INPUT =>
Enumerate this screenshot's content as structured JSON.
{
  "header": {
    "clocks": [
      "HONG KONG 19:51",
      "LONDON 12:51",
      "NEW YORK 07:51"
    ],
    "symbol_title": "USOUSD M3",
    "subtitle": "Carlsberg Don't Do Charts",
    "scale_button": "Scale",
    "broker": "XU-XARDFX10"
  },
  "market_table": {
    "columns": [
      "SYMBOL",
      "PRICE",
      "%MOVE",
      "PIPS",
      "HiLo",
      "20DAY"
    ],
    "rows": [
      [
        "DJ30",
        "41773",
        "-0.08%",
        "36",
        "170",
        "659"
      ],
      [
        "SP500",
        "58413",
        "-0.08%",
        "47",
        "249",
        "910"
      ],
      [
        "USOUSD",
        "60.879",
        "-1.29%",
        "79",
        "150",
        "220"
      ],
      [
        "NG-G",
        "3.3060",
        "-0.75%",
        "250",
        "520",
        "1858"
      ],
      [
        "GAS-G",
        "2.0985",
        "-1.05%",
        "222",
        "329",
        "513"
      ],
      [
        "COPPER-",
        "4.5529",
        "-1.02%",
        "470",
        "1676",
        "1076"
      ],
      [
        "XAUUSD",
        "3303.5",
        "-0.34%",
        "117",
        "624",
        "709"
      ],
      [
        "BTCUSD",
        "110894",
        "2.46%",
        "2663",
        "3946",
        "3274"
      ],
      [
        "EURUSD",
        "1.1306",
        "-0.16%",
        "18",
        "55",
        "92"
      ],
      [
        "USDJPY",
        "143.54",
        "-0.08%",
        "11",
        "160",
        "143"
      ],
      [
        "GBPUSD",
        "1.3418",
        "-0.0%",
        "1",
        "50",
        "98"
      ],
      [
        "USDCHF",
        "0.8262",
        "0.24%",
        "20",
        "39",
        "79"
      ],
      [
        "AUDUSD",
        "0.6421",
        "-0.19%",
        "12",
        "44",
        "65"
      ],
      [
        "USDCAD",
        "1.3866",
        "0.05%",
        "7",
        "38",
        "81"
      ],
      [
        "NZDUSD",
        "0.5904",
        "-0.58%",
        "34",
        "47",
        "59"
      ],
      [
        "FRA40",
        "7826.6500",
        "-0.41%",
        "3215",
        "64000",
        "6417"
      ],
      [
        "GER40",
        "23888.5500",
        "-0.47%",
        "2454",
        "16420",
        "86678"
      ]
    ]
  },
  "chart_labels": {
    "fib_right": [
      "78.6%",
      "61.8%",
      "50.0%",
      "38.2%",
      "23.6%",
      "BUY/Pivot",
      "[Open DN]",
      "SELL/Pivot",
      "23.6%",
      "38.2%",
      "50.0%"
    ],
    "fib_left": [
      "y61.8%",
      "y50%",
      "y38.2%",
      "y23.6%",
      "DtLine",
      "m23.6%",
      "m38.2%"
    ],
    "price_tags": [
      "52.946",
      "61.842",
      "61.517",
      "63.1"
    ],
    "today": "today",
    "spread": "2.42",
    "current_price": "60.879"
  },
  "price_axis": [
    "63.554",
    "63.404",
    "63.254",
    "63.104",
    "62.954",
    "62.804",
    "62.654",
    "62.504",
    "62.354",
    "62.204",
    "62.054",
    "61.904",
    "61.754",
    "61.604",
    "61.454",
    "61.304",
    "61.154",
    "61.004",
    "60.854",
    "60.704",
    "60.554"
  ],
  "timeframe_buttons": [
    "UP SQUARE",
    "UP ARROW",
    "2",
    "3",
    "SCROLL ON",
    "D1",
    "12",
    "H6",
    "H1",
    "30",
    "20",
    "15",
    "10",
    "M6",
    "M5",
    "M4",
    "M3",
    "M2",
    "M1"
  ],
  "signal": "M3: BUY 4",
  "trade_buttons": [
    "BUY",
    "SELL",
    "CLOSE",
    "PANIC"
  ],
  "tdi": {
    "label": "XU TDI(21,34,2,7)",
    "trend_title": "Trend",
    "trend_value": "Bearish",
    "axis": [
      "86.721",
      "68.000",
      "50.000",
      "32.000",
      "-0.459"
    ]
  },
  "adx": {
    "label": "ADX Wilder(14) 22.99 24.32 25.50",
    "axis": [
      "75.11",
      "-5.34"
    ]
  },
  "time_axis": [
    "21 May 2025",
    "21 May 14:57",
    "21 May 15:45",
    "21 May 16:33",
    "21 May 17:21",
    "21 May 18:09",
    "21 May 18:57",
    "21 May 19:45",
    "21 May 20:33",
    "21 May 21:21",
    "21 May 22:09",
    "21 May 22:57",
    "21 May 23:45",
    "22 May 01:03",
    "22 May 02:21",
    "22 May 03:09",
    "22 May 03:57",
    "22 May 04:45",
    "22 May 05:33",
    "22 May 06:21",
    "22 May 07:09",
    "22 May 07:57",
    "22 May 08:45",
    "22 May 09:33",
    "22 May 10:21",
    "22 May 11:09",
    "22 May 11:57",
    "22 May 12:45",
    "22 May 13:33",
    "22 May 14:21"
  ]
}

PROBLEM REQUIREMENTS => Retype the records that precede this task, keeping them exactly the same.

COMPLETED EXERCISE =>
Enumerate this screenshot's content as structured JSON.
{
  "header": {
    "clocks": [
      "HONG KONG 19:51",
      "LONDON 12:51",
      "NEW YORK 07:51"
    ],
    "symbol_title": "USOUSD M3",
    "subtitle": "Carlsberg Don't Do Charts",
    "scale_button": "Scale",
    "broker": "XU-XARDFX10"
  },
  "market_table": {
    "columns": [
      "SYMBOL",
      "PRICE",
      "%MOVE",
      "PIPS",
      "HiLo",
      "20DAY"
    ],
    "rows": [
      [
        "DJ30",
        "41773",
        "-0.08%",
        "36",
        "170",
        "659"
      ],
      [
        "SP500",
        "58413",
        "-0.08%",
        "47",
        "249",
        "910"
      ],
      [
        "USOUSD",
        "60.879",
        "-1.29%",
        "79",
        "150",
        "220"
      ],
      [
        "NG-G",
        "3.3060",
        "-0.75%",
        "250",
        "520",
        "1858"
      ],
      [
        "GAS-G",
        "2.0985",
        "-1.05%",
        "222",
        "329",
        "513"
      ],
      [
        "COPPER-",
        "4.5529",
        "-1.02%",
        "470",
        "1676",
        "1076"
      ],
      [
        "XAUUSD",
        "3303.5",
        "-0.34%",
        "117",
        "624",
        "709"
      ],
      [
        "BTCUSD",
        "110894",
        "2.46%",
        "2663",
        "3946",
        "3274"
      ],
      [
        "EURUSD",
        "1.1306",
        "-0.16%",
        "18",
        "55",
        "92"
      ],
      [
        "USDJPY",
        "143.54",
        "-0.08%",
        "11",
        "160",
        "143"
      ],
      [
        "GBPUSD",
        "1.3418",
        "-0.0%",
        "1",
        "50",
        "98"
      ],
      [
        "USDCHF",
        "0.8262",
        "0.24%",
        "20",
        "39",
        "79"
      ],
      [
        "AUDUSD",
        "0.6421",
        "-0.19%",
        "12",
        "44",
        "65"
      ],
      [
        "USDCAD",
        "1.3866",
        "0.05%",
        "7",
        "38",
        "81"
      ],
      [
        "NZDUSD",
        "0.5904",
        "-0.58%",
        "34",
        "47",
        "59"
      ],
      [
        "FRA40",
        "7826.6500",
        "-0.41%",
        "3215",
        "64000",
        "6417"
      ],
      [
        "GER40",
        "23888.5500",
        "-0.47%",
        "2454",
        "16420",
        "86678"
      ]
    ]
  },
  "chart_labels": {
    "fib_right": [
      "78.6%",
      "61.8%",
      "50.0%",
      "38.2%",
      "23.6%",
      "BUY/Pivot",
      "[Open DN]",
      "SELL/Pivot",
      "23.6%",
      "38.2%",
      "50.0%"
    ],
    "fib_left": [
      "y61.8%",
      "y50%",
      "y38.2%",
      "y23.6%",
      "DtLine",
      "m23.6%",
      "m38.2%"
    ],
    "price_tags": [
      "52.946",
      "61.842",
      "61.517",
      "63.1"
    ],
    "today": "today",
    "spread": "2.42",
    "current_price": "60.879"
  },
  "price_axis": [
    "63.554",
    "63.404",
    "63.254",
    "63.104",
    "62.954",
    "62.804",
    "62.654",
    "62.504",
    "62.354",
    "62.204",
    "62.054",
    "61.904",
    "61.754",
    "61.604",
    "61.454",
    "61.304",
    "61.154",
    "61.004",
    "60.854",
    "60.704",
    "60.554"
  ],
  "timeframe_buttons": [
    "UP SQUARE",
    "UP ARROW",
    "2",
    "3",
    "SCROLL ON",
    "D1",
    "12",
    "H6",
    "H1",
    "30",
    "20",
    "15",
    "10",
    "M6",
    "M5",
    "M4",
    "M3",
    "M2",
    "M1"
  ],
  "signal": "M3: BUY 4",
  "trade_buttons": [
    "BUY",
    "SELL",
    "CLOSE",
    "PANIC"
  ],
  "tdi": {
    "label": "XU TDI(21,34,2,7)",
    "trend_title": "Trend",
    "trend_value": "Bearish",
    "axis": [
      "86.721",
      "68.000",
      "50.000",
      "32.000",
      "-0.459"
    ]
  },
  "adx": {
    "label": "ADX Wilder(14) 22.99 24.32 25.50",
    "axis": [
      "75.11",
      "-5.34"
    ]
  },
  "time_axis": [
    "21 May 2025",
    "21 May 14:57",
    "21 May 15:45",
    "21 May 16:33",
    "21 May 17:21",
    "21 May 18:09",
    "21 May 18:57",
    "21 May 19:45",
    "21 May 20:33",
    "21 May 21:21",
    "21 May 22:09",
    "21 May 22:57",
    "21 May 23:45",
    "22 May 01:03",
    "22 May 02:21",
    "22 May 03:09",
    "22 May 03:57",
    "22 May 04:45",
    "22 May 05:33",
    "22 May 06:21",
    "22 May 07:09",
    "22 May 07:57",
    "22 May 08:45",
    "22 May 09:33",
    "22 May 10:21",
    "22 May 11:09",
    "22 May 11:57",
    "22 May 12:45",
    "22 May 13:33",
    "22 May 14:21"
  ]
}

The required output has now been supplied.